*Instructions to follow*: Gather all lines in the entries below that include the word "写一篇文章".

*The data*:
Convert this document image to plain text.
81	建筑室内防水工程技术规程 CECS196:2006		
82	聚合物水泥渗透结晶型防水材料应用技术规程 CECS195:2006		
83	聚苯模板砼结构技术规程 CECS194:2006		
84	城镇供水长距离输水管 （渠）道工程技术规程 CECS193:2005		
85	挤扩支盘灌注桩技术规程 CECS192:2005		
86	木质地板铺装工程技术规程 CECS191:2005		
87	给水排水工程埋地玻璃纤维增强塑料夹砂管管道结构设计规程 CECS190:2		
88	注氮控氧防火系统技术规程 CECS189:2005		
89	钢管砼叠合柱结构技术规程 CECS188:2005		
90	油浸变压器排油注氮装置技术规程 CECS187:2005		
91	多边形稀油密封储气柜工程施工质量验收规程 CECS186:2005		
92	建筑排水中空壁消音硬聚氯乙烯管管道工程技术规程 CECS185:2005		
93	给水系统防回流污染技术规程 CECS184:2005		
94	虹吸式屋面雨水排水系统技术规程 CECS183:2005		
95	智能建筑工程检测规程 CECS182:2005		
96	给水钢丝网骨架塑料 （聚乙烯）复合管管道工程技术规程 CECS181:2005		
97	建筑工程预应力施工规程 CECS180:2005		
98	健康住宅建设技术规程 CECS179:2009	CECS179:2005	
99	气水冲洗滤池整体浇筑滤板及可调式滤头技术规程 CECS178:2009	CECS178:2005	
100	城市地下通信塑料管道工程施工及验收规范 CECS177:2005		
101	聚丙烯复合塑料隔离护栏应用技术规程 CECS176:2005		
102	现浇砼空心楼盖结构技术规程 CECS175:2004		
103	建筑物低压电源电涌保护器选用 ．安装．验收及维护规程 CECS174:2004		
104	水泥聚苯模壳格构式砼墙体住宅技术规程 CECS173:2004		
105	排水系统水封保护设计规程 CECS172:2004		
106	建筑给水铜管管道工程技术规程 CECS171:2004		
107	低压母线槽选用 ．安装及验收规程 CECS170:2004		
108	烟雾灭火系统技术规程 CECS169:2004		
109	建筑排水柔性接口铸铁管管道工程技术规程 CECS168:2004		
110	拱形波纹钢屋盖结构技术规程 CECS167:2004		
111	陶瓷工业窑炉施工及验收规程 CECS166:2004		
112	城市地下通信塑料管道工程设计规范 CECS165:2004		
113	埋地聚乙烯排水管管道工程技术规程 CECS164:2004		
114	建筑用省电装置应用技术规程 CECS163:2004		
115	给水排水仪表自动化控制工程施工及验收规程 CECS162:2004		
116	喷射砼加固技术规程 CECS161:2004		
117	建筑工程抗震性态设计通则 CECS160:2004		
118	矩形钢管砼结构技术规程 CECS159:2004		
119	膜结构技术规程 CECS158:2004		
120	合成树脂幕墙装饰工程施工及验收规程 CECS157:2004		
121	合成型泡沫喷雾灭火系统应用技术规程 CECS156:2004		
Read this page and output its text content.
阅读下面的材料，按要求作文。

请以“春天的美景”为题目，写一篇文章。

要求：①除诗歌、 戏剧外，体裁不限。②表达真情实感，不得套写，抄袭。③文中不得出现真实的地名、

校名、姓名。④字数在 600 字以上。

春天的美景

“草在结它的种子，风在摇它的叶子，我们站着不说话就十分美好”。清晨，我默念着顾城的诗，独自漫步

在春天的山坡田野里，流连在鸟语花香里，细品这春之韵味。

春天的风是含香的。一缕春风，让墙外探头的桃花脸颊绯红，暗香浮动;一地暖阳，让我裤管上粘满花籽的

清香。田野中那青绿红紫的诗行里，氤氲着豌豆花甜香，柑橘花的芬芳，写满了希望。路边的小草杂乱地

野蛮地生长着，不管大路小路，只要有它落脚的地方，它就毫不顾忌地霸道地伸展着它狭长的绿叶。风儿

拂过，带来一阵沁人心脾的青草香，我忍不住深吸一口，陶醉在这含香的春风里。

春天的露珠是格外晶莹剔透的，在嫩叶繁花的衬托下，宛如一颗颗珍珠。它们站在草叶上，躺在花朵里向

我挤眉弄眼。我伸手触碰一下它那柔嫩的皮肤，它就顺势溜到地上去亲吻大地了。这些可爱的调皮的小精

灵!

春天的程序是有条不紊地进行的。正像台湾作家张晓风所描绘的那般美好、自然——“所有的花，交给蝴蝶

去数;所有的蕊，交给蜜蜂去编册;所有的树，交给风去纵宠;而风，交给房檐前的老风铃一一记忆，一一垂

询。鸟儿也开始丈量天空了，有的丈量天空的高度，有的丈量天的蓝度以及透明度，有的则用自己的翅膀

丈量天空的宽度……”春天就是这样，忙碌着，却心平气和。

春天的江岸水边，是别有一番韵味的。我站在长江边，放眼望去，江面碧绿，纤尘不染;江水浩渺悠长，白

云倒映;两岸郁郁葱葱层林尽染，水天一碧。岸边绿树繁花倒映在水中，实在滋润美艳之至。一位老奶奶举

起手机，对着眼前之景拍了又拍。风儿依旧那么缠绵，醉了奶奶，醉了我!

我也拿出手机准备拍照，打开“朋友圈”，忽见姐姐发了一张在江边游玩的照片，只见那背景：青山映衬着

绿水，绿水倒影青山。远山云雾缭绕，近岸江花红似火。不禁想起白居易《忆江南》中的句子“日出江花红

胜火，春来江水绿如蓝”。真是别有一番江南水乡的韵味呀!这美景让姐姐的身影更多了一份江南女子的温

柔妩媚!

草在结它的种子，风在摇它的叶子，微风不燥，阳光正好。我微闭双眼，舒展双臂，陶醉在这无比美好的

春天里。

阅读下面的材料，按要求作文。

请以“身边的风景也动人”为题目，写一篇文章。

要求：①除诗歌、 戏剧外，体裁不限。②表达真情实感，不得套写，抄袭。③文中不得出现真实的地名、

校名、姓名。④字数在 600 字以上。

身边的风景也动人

*Output of the task*:
请以“春天的美景”为题目，写一篇文章。
请以“身边的风景也动人”为题目，写一篇文章。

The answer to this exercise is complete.